WHAT IS EXPECTED ▸ Copy each line that holds "value".

=== RECORDS FOR THE EXERCISE ===

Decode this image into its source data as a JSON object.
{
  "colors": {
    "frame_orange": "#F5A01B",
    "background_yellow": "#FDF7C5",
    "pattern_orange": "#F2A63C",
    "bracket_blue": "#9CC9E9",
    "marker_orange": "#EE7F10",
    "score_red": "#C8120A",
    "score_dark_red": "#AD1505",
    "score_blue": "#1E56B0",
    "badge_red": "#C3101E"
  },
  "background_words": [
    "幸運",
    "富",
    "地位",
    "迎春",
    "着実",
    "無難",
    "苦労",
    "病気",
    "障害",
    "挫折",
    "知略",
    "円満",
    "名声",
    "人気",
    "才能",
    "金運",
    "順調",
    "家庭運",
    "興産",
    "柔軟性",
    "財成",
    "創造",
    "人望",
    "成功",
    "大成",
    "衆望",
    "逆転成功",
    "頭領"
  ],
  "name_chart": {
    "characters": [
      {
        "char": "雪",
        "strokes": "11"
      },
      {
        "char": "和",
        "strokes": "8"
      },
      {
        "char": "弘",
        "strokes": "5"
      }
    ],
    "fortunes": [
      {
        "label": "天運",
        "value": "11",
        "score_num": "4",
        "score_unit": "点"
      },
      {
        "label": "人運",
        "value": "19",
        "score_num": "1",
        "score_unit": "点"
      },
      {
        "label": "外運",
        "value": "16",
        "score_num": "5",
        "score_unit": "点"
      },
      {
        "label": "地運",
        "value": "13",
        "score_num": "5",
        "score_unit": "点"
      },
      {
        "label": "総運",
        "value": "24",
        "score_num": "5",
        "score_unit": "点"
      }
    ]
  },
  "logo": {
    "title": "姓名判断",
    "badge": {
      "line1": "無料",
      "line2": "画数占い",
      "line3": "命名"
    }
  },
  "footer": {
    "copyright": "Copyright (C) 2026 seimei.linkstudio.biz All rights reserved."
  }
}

===

SOLVED PROBLEM ▸
        "value": "11",
        "value": "19",
        "value": "16",
        "value": "13",
        "value": "24",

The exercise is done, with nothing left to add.